■ What you are asked to do: Take every line that has the string "JSON" and copy it out.

■ Entries with figure data:

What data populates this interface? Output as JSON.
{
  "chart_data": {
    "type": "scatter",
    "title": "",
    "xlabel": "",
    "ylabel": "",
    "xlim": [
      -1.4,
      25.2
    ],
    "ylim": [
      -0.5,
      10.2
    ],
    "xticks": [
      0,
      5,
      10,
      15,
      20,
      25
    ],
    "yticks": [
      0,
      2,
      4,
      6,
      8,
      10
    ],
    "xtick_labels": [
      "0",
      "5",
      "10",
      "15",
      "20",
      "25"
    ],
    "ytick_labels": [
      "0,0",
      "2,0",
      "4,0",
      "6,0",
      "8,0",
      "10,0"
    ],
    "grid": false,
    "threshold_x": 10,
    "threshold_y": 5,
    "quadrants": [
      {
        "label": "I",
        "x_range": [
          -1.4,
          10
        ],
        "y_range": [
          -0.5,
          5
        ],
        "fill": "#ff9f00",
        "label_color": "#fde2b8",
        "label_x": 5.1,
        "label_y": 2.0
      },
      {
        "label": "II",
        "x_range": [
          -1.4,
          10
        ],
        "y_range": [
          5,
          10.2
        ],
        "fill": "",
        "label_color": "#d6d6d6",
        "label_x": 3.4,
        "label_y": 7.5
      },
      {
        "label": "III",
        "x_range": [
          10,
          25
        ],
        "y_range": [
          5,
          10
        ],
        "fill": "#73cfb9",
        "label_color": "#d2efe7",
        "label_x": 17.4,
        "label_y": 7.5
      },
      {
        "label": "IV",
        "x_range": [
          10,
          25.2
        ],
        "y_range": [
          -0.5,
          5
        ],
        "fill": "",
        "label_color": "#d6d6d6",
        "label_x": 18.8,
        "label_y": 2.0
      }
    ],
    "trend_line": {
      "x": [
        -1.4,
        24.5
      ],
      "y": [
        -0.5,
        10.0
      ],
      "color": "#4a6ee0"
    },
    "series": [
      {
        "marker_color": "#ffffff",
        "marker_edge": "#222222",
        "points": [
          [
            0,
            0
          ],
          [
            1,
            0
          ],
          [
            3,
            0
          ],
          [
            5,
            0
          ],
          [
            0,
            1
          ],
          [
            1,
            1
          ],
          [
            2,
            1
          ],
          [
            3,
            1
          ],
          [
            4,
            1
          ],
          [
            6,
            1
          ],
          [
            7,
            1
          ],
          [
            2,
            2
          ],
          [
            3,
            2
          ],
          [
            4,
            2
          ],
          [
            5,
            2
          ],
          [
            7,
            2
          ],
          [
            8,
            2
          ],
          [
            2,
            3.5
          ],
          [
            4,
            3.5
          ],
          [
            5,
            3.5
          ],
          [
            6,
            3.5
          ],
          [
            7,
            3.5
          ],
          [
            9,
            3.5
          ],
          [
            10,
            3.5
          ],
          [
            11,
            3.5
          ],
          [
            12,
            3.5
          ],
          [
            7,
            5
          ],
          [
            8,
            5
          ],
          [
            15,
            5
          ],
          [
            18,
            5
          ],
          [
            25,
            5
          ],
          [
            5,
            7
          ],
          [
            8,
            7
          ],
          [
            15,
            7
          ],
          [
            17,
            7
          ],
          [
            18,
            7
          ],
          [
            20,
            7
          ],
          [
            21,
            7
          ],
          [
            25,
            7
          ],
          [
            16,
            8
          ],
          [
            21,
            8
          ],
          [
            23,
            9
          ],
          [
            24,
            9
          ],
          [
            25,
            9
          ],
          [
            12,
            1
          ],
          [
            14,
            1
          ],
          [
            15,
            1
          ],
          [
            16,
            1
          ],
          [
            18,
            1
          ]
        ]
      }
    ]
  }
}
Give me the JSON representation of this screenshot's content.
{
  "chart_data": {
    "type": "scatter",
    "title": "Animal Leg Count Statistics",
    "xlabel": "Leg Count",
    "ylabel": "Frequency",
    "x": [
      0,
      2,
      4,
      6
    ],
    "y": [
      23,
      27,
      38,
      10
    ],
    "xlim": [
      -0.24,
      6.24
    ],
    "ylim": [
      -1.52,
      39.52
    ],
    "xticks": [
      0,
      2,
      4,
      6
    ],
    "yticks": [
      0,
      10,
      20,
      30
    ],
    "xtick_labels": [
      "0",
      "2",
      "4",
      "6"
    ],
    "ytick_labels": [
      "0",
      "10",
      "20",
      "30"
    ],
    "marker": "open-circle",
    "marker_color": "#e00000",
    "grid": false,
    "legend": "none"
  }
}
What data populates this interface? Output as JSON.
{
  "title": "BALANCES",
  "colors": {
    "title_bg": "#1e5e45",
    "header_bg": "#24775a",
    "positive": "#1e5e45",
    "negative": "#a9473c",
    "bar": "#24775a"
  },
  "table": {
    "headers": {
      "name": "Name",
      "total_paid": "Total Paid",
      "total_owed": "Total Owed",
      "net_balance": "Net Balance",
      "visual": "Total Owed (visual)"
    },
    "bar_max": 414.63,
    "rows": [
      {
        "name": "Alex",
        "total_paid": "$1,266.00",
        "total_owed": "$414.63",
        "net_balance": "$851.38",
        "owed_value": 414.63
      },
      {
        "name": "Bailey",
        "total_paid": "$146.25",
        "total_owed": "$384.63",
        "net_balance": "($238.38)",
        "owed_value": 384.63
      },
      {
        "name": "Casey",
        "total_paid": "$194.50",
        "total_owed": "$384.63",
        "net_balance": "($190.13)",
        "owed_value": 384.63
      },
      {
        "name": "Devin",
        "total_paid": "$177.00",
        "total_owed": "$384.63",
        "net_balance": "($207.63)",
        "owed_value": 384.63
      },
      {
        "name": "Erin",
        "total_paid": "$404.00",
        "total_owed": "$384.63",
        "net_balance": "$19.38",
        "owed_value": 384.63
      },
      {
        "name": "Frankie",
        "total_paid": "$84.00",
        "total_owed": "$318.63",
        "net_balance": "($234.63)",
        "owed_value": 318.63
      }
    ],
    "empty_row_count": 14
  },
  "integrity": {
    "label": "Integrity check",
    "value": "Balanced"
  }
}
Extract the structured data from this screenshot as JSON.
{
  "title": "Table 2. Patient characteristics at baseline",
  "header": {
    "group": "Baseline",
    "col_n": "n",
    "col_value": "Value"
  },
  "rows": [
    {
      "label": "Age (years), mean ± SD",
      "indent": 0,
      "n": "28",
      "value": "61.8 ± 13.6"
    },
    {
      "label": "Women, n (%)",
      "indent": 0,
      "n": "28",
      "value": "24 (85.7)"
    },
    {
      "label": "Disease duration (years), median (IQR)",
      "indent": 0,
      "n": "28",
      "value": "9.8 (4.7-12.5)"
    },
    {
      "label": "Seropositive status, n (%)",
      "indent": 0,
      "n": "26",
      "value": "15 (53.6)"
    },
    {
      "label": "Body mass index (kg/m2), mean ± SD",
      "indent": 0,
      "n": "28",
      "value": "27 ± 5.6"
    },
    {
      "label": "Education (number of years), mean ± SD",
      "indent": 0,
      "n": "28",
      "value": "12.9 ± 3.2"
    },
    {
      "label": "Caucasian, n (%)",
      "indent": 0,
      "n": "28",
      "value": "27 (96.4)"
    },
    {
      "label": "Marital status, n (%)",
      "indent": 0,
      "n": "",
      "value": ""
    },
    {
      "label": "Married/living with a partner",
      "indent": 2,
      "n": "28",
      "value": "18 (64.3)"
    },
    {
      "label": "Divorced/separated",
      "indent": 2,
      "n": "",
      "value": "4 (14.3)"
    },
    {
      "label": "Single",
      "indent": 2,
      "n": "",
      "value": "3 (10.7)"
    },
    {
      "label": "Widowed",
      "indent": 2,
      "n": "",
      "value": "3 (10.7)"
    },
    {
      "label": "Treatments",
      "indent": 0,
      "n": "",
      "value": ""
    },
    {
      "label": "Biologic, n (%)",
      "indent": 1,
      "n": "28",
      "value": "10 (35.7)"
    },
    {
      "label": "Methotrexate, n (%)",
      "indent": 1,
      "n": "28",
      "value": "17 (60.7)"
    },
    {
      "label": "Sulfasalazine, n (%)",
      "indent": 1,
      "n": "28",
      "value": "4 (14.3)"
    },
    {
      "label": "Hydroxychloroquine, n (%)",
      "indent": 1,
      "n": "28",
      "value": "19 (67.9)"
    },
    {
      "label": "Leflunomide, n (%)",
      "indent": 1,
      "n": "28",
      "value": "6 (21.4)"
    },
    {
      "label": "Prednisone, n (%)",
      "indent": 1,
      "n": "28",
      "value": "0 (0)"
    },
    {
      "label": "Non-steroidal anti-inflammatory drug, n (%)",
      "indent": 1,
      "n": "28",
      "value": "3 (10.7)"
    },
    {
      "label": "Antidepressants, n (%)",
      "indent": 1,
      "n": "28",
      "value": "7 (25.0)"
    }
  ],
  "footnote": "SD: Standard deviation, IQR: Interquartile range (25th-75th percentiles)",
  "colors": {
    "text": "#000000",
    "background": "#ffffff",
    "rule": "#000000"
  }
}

■ Response:
What data populates this interface? Output as JSON.
Give me the JSON representation of this screenshot's content.
What data populates this interface? Output as JSON.
Extract the structured data from this screenshot as JSON.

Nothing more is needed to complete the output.